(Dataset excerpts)
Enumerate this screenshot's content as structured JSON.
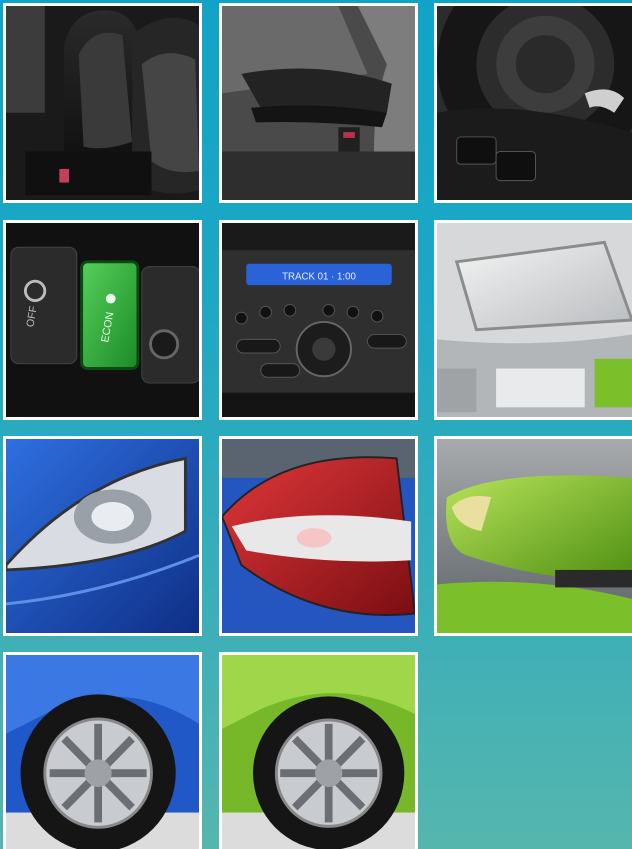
{
  "gallery": {
    "tiles": [
      {
        "subject": "seats-icon"
      },
      {
        "subject": "armrest-icon"
      },
      {
        "subject": "steering-wheel-icon"
      },
      {
        "subject": "econ-button-icon",
        "labels": {
          "vsa": "OFF",
          "econ": "ECON"
        }
      },
      {
        "subject": "audio-system-icon",
        "labels": {
          "display": "TRACK 01 ·  1:00"
        }
      },
      {
        "subject": "sunroof-icon"
      },
      {
        "subject": "headlight-icon"
      },
      {
        "subject": "taillight-icon"
      },
      {
        "subject": "side-mirror-icon"
      },
      {
        "subject": "blue-wheel-icon"
      },
      {
        "subject": "green-wheel-icon"
      }
    ]
  },
  "colors": {
    "background_top": "#11a3c7",
    "background_bottom": "#56b6ae",
    "frame": "#ffffff",
    "car_blue": "#1d4fb5",
    "car_green": "#7bbf2a",
    "econ_green": "#2fa83a",
    "display_blue": "#2a62d8"
  }
}
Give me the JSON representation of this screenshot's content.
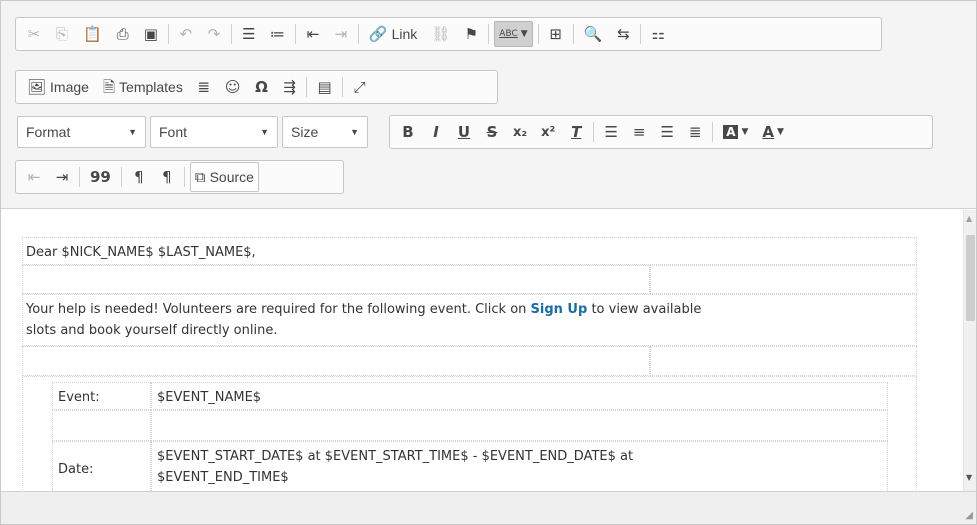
{
  "toolbar": {
    "link_label": "Link",
    "image_label": "Image",
    "templates_label": "Templates",
    "source_label": "Source",
    "format_combo": "Format",
    "font_combo": "Font",
    "size_combo": "Size",
    "spellcheck_label": "ABC",
    "omega": "Ω",
    "quote": "99",
    "subscript": "x₂",
    "superscript": "x²"
  },
  "content": {
    "greeting": "Dear $NICK_NAME$ $LAST_NAME$,",
    "intro_before": "Your help is needed! Volunteers are required for the following event. Click on ",
    "intro_link": "Sign Up",
    "intro_after_line1": " to view available",
    "intro_line2": "slots and book yourself directly online.",
    "event_label": "Event:",
    "event_value": "$EVENT_NAME$",
    "date_label": "Date:",
    "date_value_line1": "$EVENT_START_DATE$ at $EVENT_START_TIME$ - $EVENT_END_DATE$ at",
    "date_value_line2": "$EVENT_END_TIME$"
  },
  "colors": {
    "link_color": "#1a6ea1",
    "toolbar_bg": "#f4f4f4"
  }
}
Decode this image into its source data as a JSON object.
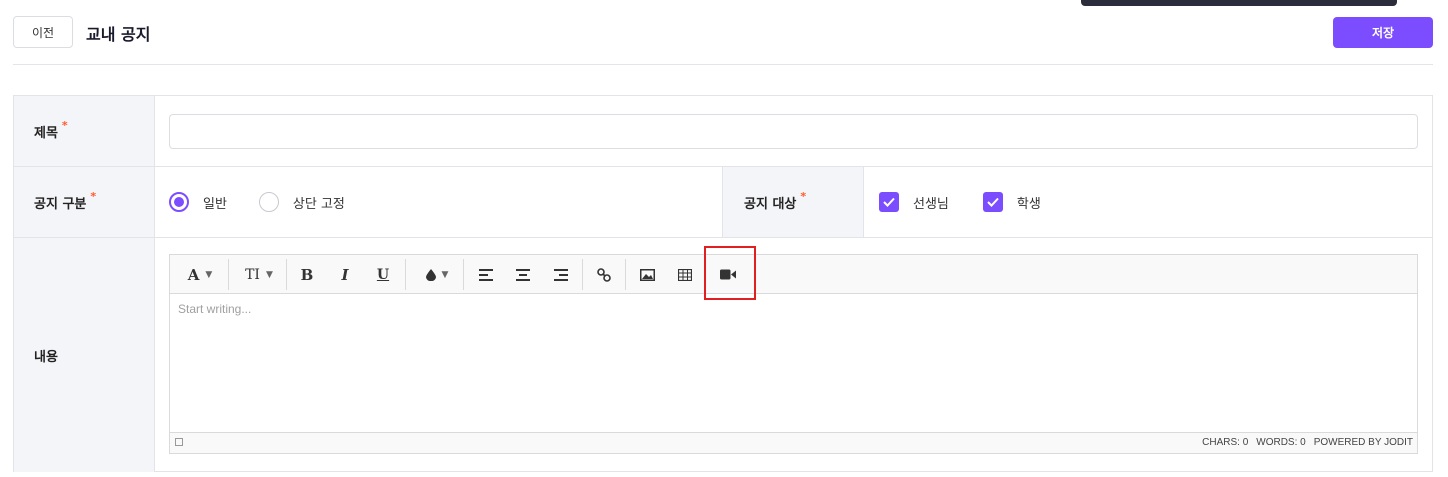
{
  "header": {
    "back_label": "이전",
    "title": "교내 공지",
    "save_label": "저장"
  },
  "form": {
    "title_row": {
      "label": "제목",
      "required_mark": "*",
      "input_value": "",
      "input_placeholder": ""
    },
    "type_row": {
      "label": "공지 구분",
      "required_mark": "*",
      "options": [
        {
          "label": "일반",
          "selected": true
        },
        {
          "label": "상단 고정",
          "selected": false
        }
      ]
    },
    "target_row": {
      "label": "공지 대상",
      "required_mark": "*",
      "options": [
        {
          "label": "선생님",
          "checked": true
        },
        {
          "label": "학생",
          "checked": true
        }
      ]
    },
    "content_row": {
      "label": "내용"
    }
  },
  "editor": {
    "toolbar": {
      "font_icon": "font-icon",
      "font_size_icon": "font-size-icon",
      "bold_icon": "bold-icon",
      "italic_icon": "italic-icon",
      "underline_icon": "underline-icon",
      "color_icon": "color-drop-icon",
      "align_left_icon": "align-left-icon",
      "align_center_icon": "align-center-icon",
      "align_right_icon": "align-right-icon",
      "link_icon": "link-icon",
      "image_icon": "image-icon",
      "table_icon": "table-icon",
      "video_icon": "video-icon"
    },
    "placeholder": "Start writing...",
    "status": {
      "chars": "CHARS: 0",
      "words": "WORDS: 0",
      "powered": "POWERED BY JODIT"
    }
  },
  "colors": {
    "accent": "#7c4dff",
    "required": "#ff5a2a",
    "highlight": "#e02020",
    "label_bg": "#f4f5f8"
  }
}
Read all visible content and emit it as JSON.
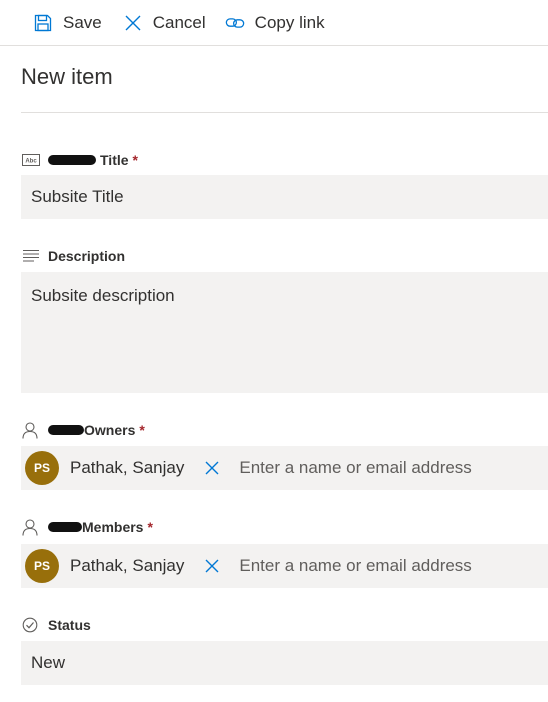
{
  "toolbar": {
    "save_label": "Save",
    "cancel_label": "Cancel",
    "copy_link_label": "Copy link"
  },
  "panel": {
    "title": "New item"
  },
  "fields": {
    "title": {
      "label": "Title",
      "required_marker": "*",
      "icon": "text-field-icon",
      "value": "Subsite Title"
    },
    "description": {
      "label": "Description",
      "icon": "multiline-text-icon",
      "value": "Subsite description"
    },
    "owners": {
      "label": "Owners",
      "required_marker": "*",
      "icon": "person-icon",
      "persona": {
        "initials": "PS",
        "name": "Pathak, Sanjay",
        "avatar_color": "#986f0b"
      },
      "placeholder": "Enter a name or email address"
    },
    "members": {
      "label": "Members",
      "required_marker": "*",
      "icon": "person-icon",
      "persona": {
        "initials": "PS",
        "name": "Pathak, Sanjay",
        "avatar_color": "#986f0b"
      },
      "placeholder": "Enter a name or email address"
    },
    "status": {
      "label": "Status",
      "icon": "choice-check-icon",
      "value": "New"
    }
  },
  "colors": {
    "accent": "#0078d4",
    "required": "#a4262c",
    "field_background": "#f3f2f1"
  }
}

▸ WHAT IS EXPECTED
Please write out the material from the line containing "Read all visible content and emit it as JSON." to its final line, both inclusive, exactly as it appears; pictures are not part of the copy.

▸ RESPONSE BELOW
Read all visible content and emit it as JSON.
{
  "toolbar": {
    "save_label": "Save",
    "cancel_label": "Cancel",
    "copy_link_label": "Copy link"
  },
  "panel": {
    "title": "New item"
  },
  "fields": {
    "title": {
      "label": "Title",
      "required_marker": "*",
      "icon": "text-field-icon",
      "value": "Subsite Title"
    },
    "description": {
      "label": "Description",
      "icon": "multiline-text-icon",
      "value": "Subsite description"
    },
    "owners": {
      "label": "Owners",
      "required_marker": "*",
      "icon": "person-icon",
      "persona": {
        "initials": "PS",
        "name": "Pathak, Sanjay",
        "avatar_color": "#986f0b"
      },
      "placeholder": "Enter a name or email address"
    },
    "members": {
      "label": "Members",
      "required_marker": "*",
      "icon": "person-icon",
      "persona": {
        "initials": "PS",
        "name": "Pathak, Sanjay",
        "avatar_color": "#986f0b"
      },
      "placeholder": "Enter a name or email address"
    },
    "status": {
      "label": "Status",
      "icon": "choice-check-icon",
      "value": "New"
    }
  },
  "colors": {
    "accent": "#0078d4",
    "required": "#a4262c",
    "field_background": "#f3f2f1"
  }
}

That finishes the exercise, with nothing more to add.